> [Description of the task]: The records below should be written out again, exactly.

> [Data to use]:
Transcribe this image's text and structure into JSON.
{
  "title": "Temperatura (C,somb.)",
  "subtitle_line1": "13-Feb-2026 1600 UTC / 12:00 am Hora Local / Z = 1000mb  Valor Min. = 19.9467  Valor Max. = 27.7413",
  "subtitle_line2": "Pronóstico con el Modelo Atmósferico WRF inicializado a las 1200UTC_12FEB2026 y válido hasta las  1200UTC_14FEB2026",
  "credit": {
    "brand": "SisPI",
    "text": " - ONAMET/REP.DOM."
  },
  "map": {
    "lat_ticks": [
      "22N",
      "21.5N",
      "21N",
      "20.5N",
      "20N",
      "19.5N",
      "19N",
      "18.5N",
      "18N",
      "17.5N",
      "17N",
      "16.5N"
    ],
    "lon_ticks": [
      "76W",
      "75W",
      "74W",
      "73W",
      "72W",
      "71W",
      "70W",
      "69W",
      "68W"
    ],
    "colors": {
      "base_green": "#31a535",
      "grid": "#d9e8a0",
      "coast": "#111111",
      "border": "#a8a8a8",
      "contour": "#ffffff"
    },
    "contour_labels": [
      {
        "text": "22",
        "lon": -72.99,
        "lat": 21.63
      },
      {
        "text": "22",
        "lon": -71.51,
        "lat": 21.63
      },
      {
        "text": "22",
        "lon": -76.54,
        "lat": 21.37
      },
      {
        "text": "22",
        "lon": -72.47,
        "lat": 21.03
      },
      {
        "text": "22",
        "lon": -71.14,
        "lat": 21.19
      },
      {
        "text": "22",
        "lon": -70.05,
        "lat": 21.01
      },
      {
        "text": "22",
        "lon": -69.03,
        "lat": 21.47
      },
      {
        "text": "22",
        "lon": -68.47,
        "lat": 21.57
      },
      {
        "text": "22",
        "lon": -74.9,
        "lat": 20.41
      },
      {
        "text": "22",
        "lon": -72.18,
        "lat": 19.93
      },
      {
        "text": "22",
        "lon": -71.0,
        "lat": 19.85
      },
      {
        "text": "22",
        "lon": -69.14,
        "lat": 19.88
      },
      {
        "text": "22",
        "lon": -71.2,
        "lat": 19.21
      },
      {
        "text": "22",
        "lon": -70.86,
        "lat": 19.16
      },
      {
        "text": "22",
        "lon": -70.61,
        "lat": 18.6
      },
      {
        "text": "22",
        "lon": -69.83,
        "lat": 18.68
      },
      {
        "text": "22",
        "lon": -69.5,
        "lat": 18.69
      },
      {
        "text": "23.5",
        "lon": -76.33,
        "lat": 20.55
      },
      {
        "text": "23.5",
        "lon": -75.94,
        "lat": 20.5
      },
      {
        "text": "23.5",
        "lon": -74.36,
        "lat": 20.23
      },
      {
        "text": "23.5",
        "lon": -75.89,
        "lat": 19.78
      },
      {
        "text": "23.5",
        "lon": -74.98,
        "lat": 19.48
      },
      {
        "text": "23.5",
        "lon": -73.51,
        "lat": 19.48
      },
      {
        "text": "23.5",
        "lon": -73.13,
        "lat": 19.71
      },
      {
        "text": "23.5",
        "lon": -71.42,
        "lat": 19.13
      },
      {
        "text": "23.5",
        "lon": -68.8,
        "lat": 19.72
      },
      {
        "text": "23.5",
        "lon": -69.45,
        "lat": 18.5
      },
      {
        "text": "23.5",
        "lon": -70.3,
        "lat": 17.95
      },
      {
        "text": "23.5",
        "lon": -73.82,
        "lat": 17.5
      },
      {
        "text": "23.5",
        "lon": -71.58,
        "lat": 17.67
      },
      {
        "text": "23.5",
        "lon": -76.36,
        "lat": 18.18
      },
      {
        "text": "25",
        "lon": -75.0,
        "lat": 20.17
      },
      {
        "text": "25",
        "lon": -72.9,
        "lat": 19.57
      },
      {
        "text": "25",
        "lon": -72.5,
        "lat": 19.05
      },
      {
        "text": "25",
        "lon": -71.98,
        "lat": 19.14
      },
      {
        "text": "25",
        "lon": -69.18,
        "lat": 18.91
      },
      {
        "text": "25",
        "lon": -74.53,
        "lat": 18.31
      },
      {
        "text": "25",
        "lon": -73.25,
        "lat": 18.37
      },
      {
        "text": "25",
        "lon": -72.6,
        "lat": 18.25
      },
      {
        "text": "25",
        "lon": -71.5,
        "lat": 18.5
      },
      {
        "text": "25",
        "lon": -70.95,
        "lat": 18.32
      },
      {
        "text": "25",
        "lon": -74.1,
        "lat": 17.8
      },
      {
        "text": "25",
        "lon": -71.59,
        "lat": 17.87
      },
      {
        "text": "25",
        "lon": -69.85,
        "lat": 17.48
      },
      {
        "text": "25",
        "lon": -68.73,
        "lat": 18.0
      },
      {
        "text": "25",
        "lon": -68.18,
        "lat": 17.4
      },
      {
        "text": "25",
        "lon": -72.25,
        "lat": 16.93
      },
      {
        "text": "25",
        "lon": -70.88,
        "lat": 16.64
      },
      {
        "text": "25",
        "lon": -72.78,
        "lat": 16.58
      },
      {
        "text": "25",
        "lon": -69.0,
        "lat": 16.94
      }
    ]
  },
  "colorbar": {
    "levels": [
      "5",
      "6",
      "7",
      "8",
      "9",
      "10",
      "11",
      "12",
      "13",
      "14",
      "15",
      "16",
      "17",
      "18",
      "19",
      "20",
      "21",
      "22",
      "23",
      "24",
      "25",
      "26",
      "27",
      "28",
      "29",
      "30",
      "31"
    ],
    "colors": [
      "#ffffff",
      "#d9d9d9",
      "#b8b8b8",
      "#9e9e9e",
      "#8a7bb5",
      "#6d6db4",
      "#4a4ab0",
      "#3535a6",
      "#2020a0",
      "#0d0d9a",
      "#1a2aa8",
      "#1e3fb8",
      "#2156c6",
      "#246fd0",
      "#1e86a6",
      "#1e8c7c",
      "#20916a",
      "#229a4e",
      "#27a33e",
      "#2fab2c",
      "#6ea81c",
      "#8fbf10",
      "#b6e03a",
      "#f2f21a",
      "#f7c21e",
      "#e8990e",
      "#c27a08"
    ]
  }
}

> [Response to the task]:
Transcribe this image's text and structure into JSON.
{
  "title": "Temperatura (C,somb.)",
  "subtitle_line1": "13-Feb-2026 1600 UTC / 12:00 am Hora Local / Z = 1000mb  Valor Min. = 19.9467  Valor Max. = 27.7413",
  "subtitle_line2": "Pronóstico con el Modelo Atmósferico WRF inicializado a las 1200UTC_12FEB2026 y válido hasta las  1200UTC_14FEB2026",
  "credit": {
    "brand": "SisPI",
    "text": " - ONAMET/REP.DOM."
  },
  "map": {
    "lat_ticks": [
      "22N",
      "21.5N",
      "21N",
      "20.5N",
      "20N",
      "19.5N",
      "19N",
      "18.5N",
      "18N",
      "17.5N",
      "17N",
      "16.5N"
    ],
    "lon_ticks": [
      "76W",
      "75W",
      "74W",
      "73W",
      "72W",
      "71W",
      "70W",
      "69W",
      "68W"
    ],
    "colors": {
      "base_green": "#31a535",
      "grid": "#d9e8a0",
      "coast": "#111111",
      "border": "#a8a8a8",
      "contour": "#ffffff"
    },
    "contour_labels": [
      {
        "text": "22",
        "lon": -72.99,
        "lat": 21.63
      },
      {
        "text": "22",
        "lon": -71.51,
        "lat": 21.63
      },
      {
        "text": "22",
        "lon": -76.54,
        "lat": 21.37
      },
      {
        "text": "22",
        "lon": -72.47,
        "lat": 21.03
      },
      {
        "text": "22",
        "lon": -71.14,
        "lat": 21.19
      },
      {
        "text": "22",
        "lon": -70.05,
        "lat": 21.01
      },
      {
        "text": "22",
        "lon": -69.03,
        "lat": 21.47
      },
      {
        "text": "22",
        "lon": -68.47,
        "lat": 21.57
      },
      {
        "text": "22",
        "lon": -74.9,
        "lat": 20.41
      },
      {
        "text": "22",
        "lon": -72.18,
        "lat": 19.93
      },
      {
        "text": "22",
        "lon": -71.0,
        "lat": 19.85
      },
      {
        "text": "22",
        "lon": -69.14,
        "lat": 19.88
      },
      {
        "text": "22",
        "lon": -71.2,
        "lat": 19.21
      },
      {
        "text": "22",
        "lon": -70.86,
        "lat": 19.16
      },
      {
        "text": "22",
        "lon": -70.61,
        "lat": 18.6
      },
      {
        "text": "22",
        "lon": -69.83,
        "lat": 18.68
      },
      {
        "text": "22",
        "lon": -69.5,
        "lat": 18.69
      },
      {
        "text": "23.5",
        "lon": -76.33,
        "lat": 20.55
      },
      {
        "text": "23.5",
        "lon": -75.94,
        "lat": 20.5
      },
      {
        "text": "23.5",
        "lon": -74.36,
        "lat": 20.23
      },
      {
        "text": "23.5",
        "lon": -75.89,
        "lat": 19.78
      },
      {
        "text": "23.5",
        "lon": -74.98,
        "lat": 19.48
      },
      {
        "text": "23.5",
        "lon": -73.51,
        "lat": 19.48
      },
      {
        "text": "23.5",
        "lon": -73.13,
        "lat": 19.71
      },
      {
        "text": "23.5",
        "lon": -71.42,
        "lat": 19.13
      },
      {
        "text": "23.5",
        "lon": -68.8,
        "lat": 19.72
      },
      {
        "text": "23.5",
        "lon": -69.45,
        "lat": 18.5
      },
      {
        "text": "23.5",
        "lon": -70.3,
        "lat": 17.95
      },
      {
        "text": "23.5",
        "lon": -73.82,
        "lat": 17.5
      },
      {
        "text": "23.5",
        "lon": -71.58,
        "lat": 17.67
      },
      {
        "text": "23.5",
        "lon": -76.36,
        "lat": 18.18
      },
      {
        "text": "25",
        "lon": -75.0,
        "lat": 20.17
      },
      {
        "text": "25",
        "lon": -72.9,
        "lat": 19.57
      },
      {
        "text": "25",
        "lon": -72.5,
        "lat": 19.05
      },
      {
        "text": "25",
        "lon": -71.98,
        "lat": 19.14
      },
      {
        "text": "25",
        "lon": -69.18,
        "lat": 18.91
      },
      {
        "text": "25",
        "lon": -74.53,
        "lat": 18.31
      },
      {
        "text": "25",
        "lon": -73.25,
        "lat": 18.37
      },
      {
        "text": "25",
        "lon": -72.6,
        "lat": 18.25
      },
      {
        "text": "25",
        "lon": -71.5,
        "lat": 18.5
      },
      {
        "text": "25",
        "lon": -70.95,
        "lat": 18.32
      },
      {
        "text": "25",
        "lon": -74.1,
        "lat": 17.8
      },
      {
        "text": "25",
        "lon": -71.59,
        "lat": 17.87
      },
      {
        "text": "25",
        "lon": -69.85,
        "lat": 17.48
      },
      {
        "text": "25",
        "lon": -68.73,
        "lat": 18.0
      },
      {
        "text": "25",
        "lon": -68.18,
        "lat": 17.4
      },
      {
        "text": "25",
        "lon": -72.25,
        "lat": 16.93
      },
      {
        "text": "25",
        "lon": -70.88,
        "lat": 16.64
      },
      {
        "text": "25",
        "lon": -72.78,
        "lat": 16.58
      },
      {
        "text": "25",
        "lon": -69.0,
        "lat": 16.94
      }
    ]
  },
  "colorbar": {
    "levels": [
      "5",
      "6",
      "7",
      "8",
      "9",
      "10",
      "11",
      "12",
      "13",
      "14",
      "15",
      "16",
      "17",
      "18",
      "19",
      "20",
      "21",
      "22",
      "23",
      "24",
      "25",
      "26",
      "27",
      "28",
      "29",
      "30",
      "31"
    ],
    "colors": [
      "#ffffff",
      "#d9d9d9",
      "#b8b8b8",
      "#9e9e9e",
      "#8a7bb5",
      "#6d6db4",
      "#4a4ab0",
      "#3535a6",
      "#2020a0",
      "#0d0d9a",
      "#1a2aa8",
      "#1e3fb8",
      "#2156c6",
      "#246fd0",
      "#1e86a6",
      "#1e8c7c",
      "#20916a",
      "#229a4e",
      "#27a33e",
      "#2fab2c",
      "#6ea81c",
      "#8fbf10",
      "#b6e03a",
      "#f2f21a",
      "#f7c21e",
      "#e8990e",
      "#c27a08"
    ]
  }
}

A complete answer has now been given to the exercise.